● PROVIDED INFORMATION
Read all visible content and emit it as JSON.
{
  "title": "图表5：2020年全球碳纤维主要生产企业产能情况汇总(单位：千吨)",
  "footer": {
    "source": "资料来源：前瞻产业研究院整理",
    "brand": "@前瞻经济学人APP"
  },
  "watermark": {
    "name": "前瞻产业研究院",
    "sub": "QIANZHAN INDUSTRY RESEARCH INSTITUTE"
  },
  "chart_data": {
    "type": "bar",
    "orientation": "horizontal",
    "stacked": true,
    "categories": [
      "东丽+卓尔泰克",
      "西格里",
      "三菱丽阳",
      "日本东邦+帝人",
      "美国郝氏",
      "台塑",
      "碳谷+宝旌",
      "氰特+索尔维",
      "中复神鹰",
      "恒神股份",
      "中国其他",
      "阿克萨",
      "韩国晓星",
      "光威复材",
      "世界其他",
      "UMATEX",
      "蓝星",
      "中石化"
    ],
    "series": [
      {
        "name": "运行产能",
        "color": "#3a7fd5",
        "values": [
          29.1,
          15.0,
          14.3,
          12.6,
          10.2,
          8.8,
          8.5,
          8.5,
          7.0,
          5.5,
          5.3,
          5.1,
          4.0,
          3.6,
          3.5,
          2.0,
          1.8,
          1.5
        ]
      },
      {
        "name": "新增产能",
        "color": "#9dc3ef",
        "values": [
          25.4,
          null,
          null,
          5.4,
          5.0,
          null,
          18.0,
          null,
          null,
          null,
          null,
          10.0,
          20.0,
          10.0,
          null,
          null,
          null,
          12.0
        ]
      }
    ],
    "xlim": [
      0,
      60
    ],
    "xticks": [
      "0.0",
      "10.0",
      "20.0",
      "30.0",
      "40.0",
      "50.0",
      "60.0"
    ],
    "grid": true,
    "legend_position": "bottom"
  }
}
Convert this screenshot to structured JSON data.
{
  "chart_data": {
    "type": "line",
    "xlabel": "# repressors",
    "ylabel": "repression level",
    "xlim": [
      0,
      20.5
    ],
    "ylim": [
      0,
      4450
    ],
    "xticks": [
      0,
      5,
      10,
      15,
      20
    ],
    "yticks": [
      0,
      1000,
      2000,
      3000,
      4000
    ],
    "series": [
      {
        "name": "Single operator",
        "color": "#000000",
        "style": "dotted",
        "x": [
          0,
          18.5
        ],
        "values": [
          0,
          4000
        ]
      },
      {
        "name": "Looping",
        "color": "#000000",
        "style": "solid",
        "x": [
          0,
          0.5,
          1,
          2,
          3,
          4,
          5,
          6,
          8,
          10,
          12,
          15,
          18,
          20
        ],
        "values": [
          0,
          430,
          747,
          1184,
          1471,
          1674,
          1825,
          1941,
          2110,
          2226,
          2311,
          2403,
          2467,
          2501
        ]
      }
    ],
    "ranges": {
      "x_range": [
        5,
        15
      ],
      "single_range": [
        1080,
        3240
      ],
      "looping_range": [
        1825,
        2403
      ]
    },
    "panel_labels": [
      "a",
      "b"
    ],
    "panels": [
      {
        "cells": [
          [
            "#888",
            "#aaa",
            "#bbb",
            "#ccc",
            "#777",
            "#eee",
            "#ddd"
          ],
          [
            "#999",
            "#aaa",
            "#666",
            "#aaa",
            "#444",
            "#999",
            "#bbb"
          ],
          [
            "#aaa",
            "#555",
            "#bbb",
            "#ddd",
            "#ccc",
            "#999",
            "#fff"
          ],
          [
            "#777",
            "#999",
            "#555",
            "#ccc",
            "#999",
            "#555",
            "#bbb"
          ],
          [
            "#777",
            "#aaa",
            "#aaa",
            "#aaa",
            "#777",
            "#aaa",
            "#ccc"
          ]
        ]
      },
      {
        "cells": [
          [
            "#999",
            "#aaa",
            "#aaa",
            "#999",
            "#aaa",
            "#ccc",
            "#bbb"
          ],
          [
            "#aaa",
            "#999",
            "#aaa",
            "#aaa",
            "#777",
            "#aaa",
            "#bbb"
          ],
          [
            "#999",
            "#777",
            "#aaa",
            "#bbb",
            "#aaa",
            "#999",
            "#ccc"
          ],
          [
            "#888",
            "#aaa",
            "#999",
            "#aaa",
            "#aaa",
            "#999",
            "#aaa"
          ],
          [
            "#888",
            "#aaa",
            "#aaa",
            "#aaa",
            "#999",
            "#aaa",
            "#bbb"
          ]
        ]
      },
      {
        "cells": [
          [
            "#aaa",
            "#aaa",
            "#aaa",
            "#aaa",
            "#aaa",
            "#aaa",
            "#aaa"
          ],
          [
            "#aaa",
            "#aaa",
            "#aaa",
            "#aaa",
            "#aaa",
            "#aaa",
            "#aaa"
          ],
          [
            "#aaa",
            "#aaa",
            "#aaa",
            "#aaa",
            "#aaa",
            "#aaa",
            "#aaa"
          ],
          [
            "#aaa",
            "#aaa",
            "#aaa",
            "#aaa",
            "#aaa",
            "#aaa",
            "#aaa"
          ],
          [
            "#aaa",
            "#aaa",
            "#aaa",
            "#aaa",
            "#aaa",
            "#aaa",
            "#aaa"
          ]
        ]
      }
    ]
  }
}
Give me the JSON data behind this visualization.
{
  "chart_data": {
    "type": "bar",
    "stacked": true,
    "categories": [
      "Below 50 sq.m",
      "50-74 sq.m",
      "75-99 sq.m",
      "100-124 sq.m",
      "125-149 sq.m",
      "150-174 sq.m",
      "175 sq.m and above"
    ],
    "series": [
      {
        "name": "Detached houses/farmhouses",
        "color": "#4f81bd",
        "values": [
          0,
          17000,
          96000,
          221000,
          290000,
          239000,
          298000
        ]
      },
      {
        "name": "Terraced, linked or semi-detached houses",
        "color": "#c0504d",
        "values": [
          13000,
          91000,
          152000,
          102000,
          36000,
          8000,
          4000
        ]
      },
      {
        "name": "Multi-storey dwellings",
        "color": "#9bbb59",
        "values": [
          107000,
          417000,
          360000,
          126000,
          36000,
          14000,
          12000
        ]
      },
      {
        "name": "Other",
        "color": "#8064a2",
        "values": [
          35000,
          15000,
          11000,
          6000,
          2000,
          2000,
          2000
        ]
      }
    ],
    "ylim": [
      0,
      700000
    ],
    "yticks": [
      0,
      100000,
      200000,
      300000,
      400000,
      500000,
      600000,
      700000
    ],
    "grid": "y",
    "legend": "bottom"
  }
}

● DIRECTIONS FOR THIS TASK
All of the records must be retyped exactly as they are.

● OUTPUT FOR THIS EXERCISE
Read all visible content and emit it as JSON.
{
  "title": "图表5：2020年全球碳纤维主要生产企业产能情况汇总(单位：千吨)",
  "footer": {
    "source": "资料来源：前瞻产业研究院整理",
    "brand": "@前瞻经济学人APP"
  },
  "watermark": {
    "name": "前瞻产业研究院",
    "sub": "QIANZHAN INDUSTRY RESEARCH INSTITUTE"
  },
  "chart_data": {
    "type": "bar",
    "orientation": "horizontal",
    "stacked": true,
    "categories": [
      "东丽+卓尔泰克",
      "西格里",
      "三菱丽阳",
      "日本东邦+帝人",
      "美国郝氏",
      "台塑",
      "碳谷+宝旌",
      "氰特+索尔维",
      "中复神鹰",
      "恒神股份",
      "中国其他",
      "阿克萨",
      "韩国晓星",
      "光威复材",
      "世界其他",
      "UMATEX",
      "蓝星",
      "中石化"
    ],
    "series": [
      {
        "name": "运行产能",
        "color": "#3a7fd5",
        "values": [
          29.1,
          15.0,
          14.3,
          12.6,
          10.2,
          8.8,
          8.5,
          8.5,
          7.0,
          5.5,
          5.3,
          5.1,
          4.0,
          3.6,
          3.5,
          2.0,
          1.8,
          1.5
        ]
      },
      {
        "name": "新增产能",
        "color": "#9dc3ef",
        "values": [
          25.4,
          null,
          null,
          5.4,
          5.0,
          null,
          18.0,
          null,
          null,
          null,
          null,
          10.0,
          20.0,
          10.0,
          null,
          null,
          null,
          12.0
        ]
      }
    ],
    "xlim": [
      0,
      60
    ],
    "xticks": [
      "0.0",
      "10.0",
      "20.0",
      "30.0",
      "40.0",
      "50.0",
      "60.0"
    ],
    "grid": true,
    "legend_position": "bottom"
  }
}
Convert this screenshot to structured JSON data.
{
  "chart_data": {
    "type": "line",
    "xlabel": "# repressors",
    "ylabel": "repression level",
    "xlim": [
      0,
      20.5
    ],
    "ylim": [
      0,
      4450
    ],
    "xticks": [
      0,
      5,
      10,
      15,
      20
    ],
    "yticks": [
      0,
      1000,
      2000,
      3000,
      4000
    ],
    "series": [
      {
        "name": "Single operator",
        "color": "#000000",
        "style": "dotted",
        "x": [
          0,
          18.5
        ],
        "values": [
          0,
          4000
        ]
      },
      {
        "name": "Looping",
        "color": "#000000",
        "style": "solid",
        "x": [
          0,
          0.5,
          1,
          2,
          3,
          4,
          5,
          6,
          8,
          10,
          12,
          15,
          18,
          20
        ],
        "values": [
          0,
          430,
          747,
          1184,
          1471,
          1674,
          1825,
          1941,
          2110,
          2226,
          2311,
          2403,
          2467,
          2501
        ]
      }
    ],
    "ranges": {
      "x_range": [
        5,
        15
      ],
      "single_range": [
        1080,
        3240
      ],
      "looping_range": [
        1825,
        2403
      ]
    },
    "panel_labels": [
      "a",
      "b"
    ],
    "panels": [
      {
        "cells": [
          [
            "#888",
            "#aaa",
            "#bbb",
            "#ccc",
            "#777",
            "#eee",
            "#ddd"
          ],
          [
            "#999",
            "#aaa",
            "#666",
            "#aaa",
            "#444",
            "#999",
            "#bbb"
          ],
          [
            "#aaa",
            "#555",
            "#bbb",
            "#ddd",
            "#ccc",
            "#999",
            "#fff"
          ],
          [
            "#777",
            "#999",
            "#555",
            "#ccc",
            "#999",
            "#555",
            "#bbb"
          ],
          [
            "#777",
            "#aaa",
            "#aaa",
            "#aaa",
            "#777",
            "#aaa",
            "#ccc"
          ]
        ]
      },
      {
        "cells": [
          [
            "#999",
            "#aaa",
            "#aaa",
            "#999",
            "#aaa",
            "#ccc",
            "#bbb"
          ],
          [
            "#aaa",
            "#999",
            "#aaa",
            "#aaa",
            "#777",
            "#aaa",
            "#bbb"
          ],
          [
            "#999",
            "#777",
            "#aaa",
            "#bbb",
            "#aaa",
            "#999",
            "#ccc"
          ],
          [
            "#888",
            "#aaa",
            "#999",
            "#aaa",
            "#aaa",
            "#999",
            "#aaa"
          ],
          [
            "#888",
            "#aaa",
            "#aaa",
            "#aaa",
            "#999",
            "#aaa",
            "#bbb"
          ]
        ]
      },
      {
        "cells": [
          [
            "#aaa",
            "#aaa",
            "#aaa",
            "#aaa",
            "#aaa",
            "#aaa",
            "#aaa"
          ],
          [
            "#aaa",
            "#aaa",
            "#aaa",
            "#aaa",
            "#aaa",
            "#aaa",
            "#aaa"
          ],
          [
            "#aaa",
            "#aaa",
            "#aaa",
            "#aaa",
            "#aaa",
            "#aaa",
            "#aaa"
          ],
          [
            "#aaa",
            "#aaa",
            "#aaa",
            "#aaa",
            "#aaa",
            "#aaa",
            "#aaa"
          ],
          [
            "#aaa",
            "#aaa",
            "#aaa",
            "#aaa",
            "#aaa",
            "#aaa",
            "#aaa"
          ]
        ]
      }
    ]
  }
}
Give me the JSON data behind this visualization.
{
  "chart_data": {
    "type": "bar",
    "stacked": true,
    "categories": [
      "Below 50 sq.m",
      "50-74 sq.m",
      "75-99 sq.m",
      "100-124 sq.m",
      "125-149 sq.m",
      "150-174 sq.m",
      "175 sq.m and above"
    ],
    "series": [
      {
        "name": "Detached houses/farmhouses",
        "color": "#4f81bd",
        "values": [
          0,
          17000,
          96000,
          221000,
          290000,
          239000,
          298000
        ]
      },
      {
        "name": "Terraced, linked or semi-detached houses",
        "color": "#c0504d",
        "values": [
          13000,
          91000,
          152000,
          102000,
          36000,
          8000,
          4000
        ]
      },
      {
        "name": "Multi-storey dwellings",
        "color": "#9bbb59",
        "values": [
          107000,
          417000,
          360000,
          126000,
          36000,
          14000,
          12000
        ]
      },
      {
        "name": "Other",
        "color": "#8064a2",
        "values": [
          35000,
          15000,
          11000,
          6000,
          2000,
          2000,
          2000
        ]
      }
    ],
    "ylim": [
      0,
      700000
    ],
    "yticks": [
      0,
      100000,
      200000,
      300000,
      400000,
      500000,
      600000,
      700000
    ],
    "grid": "y",
    "legend": "bottom"
  }
}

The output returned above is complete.